Quote the part of the entries below that opens with the line containing "colorbar-extend-high xyxy=(809,600,848,634)" and closes with the line containing "colorbar-gradient xyxy=(149,600,811,634)", reproducing each line in it exactly.

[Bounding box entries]
****

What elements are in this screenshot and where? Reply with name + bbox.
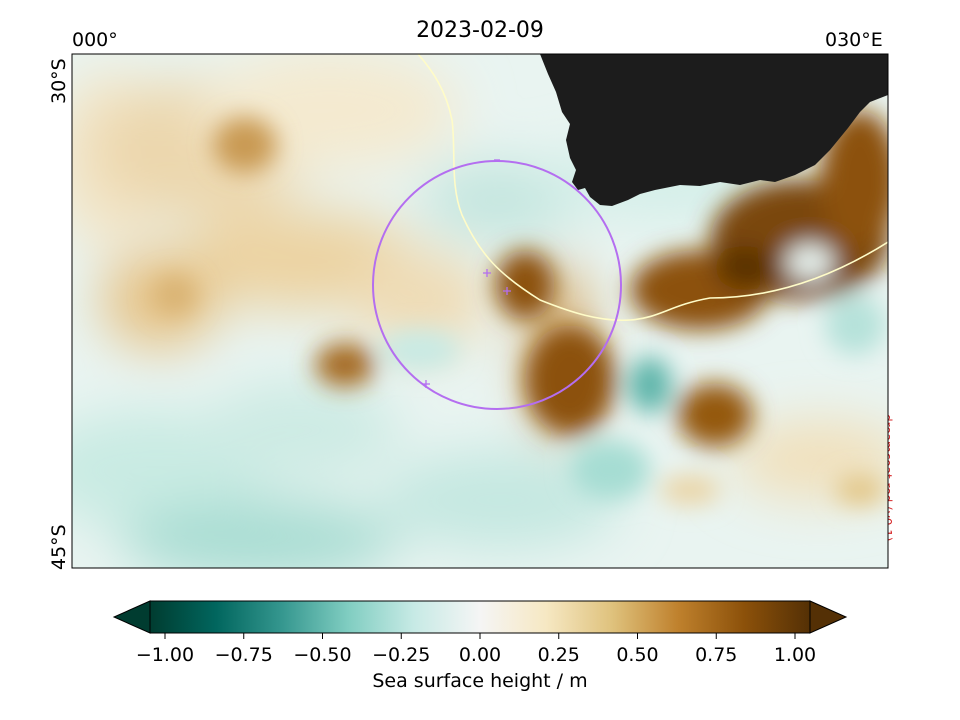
colorbar-extend-high xyxy=(809,600,848,634)
colorbar-tick-label: 0.25 xyxy=(537,644,580,666)
colorbar-tick-label: −1.00 xyxy=(135,644,195,666)
colorbar-tick-label: 0.75 xyxy=(695,644,738,666)
colorbar-gradient xyxy=(149,600,811,634)
longitude-label-east: 030°E xyxy=(825,29,883,51)
colorbar-tick-label: −0.50 xyxy=(293,644,352,666)
sea-surface-height-field xyxy=(72,54,888,568)
colorbar-tick-label: 0.00 xyxy=(458,644,502,666)
colorbar-tick-label: 0.50 xyxy=(616,644,659,666)
eddy-outline-circle xyxy=(372,160,622,410)
colorbar-label: Sea surface height / m xyxy=(372,670,588,692)
land-mass xyxy=(540,54,888,206)
colorbar-tick-label: −0.25 xyxy=(372,644,431,666)
track-marker xyxy=(503,287,511,295)
colorbar-tick-label: 1.00 xyxy=(773,644,817,666)
colorbar xyxy=(112,600,848,639)
colorbar-tick-label: −0.75 xyxy=(214,644,273,666)
eddy-track-markers xyxy=(422,159,511,388)
longitude-label-west: 000° xyxy=(72,29,118,51)
ssh-contour-line xyxy=(417,54,888,322)
track-marker xyxy=(483,269,491,277)
map-title: 2023-02-09 xyxy=(416,18,544,43)
map-frame xyxy=(71,53,889,569)
track-marker xyxy=(422,380,430,388)
colorbar-extend-low xyxy=(112,600,151,634)
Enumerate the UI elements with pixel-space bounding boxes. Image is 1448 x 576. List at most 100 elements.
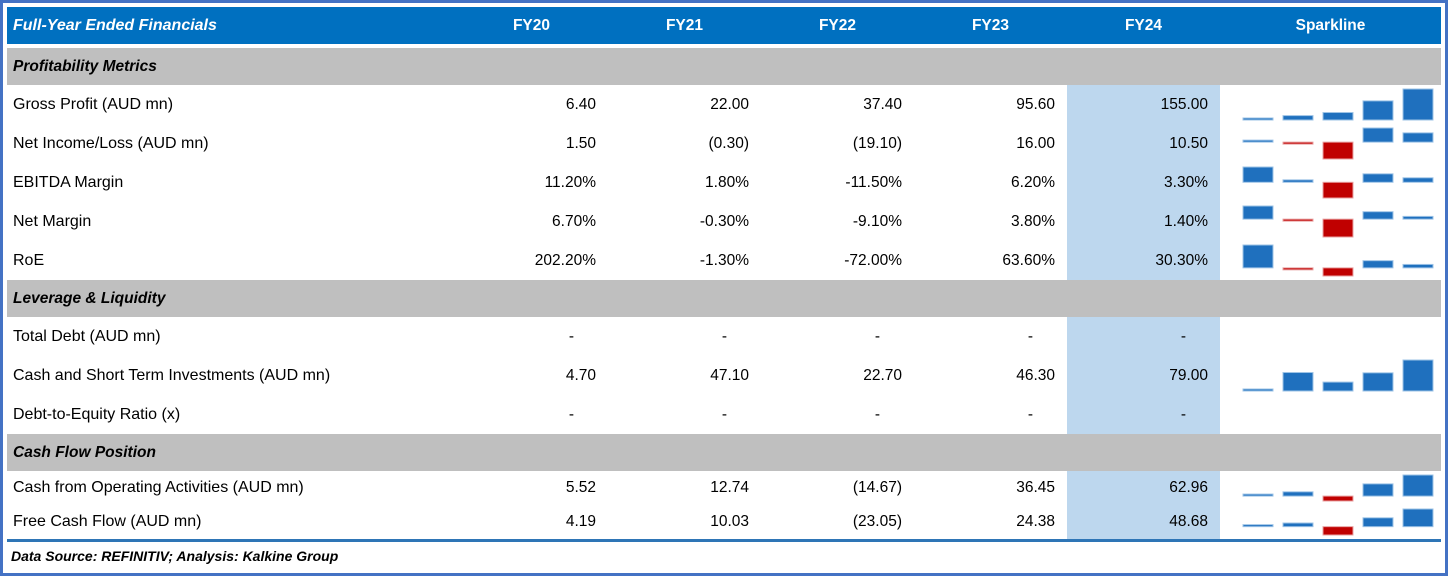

****

OUTPUT OF THE EXERCISE ->
colorbar-extend-high xyxy=(809,600,848,634)
colorbar-tick-label: 0.25 xyxy=(537,644,580,666)
colorbar-tick-label: −1.00 xyxy=(135,644,195,666)
colorbar-tick-label: 0.75 xyxy=(695,644,738,666)
colorbar-gradient xyxy=(149,600,811,634)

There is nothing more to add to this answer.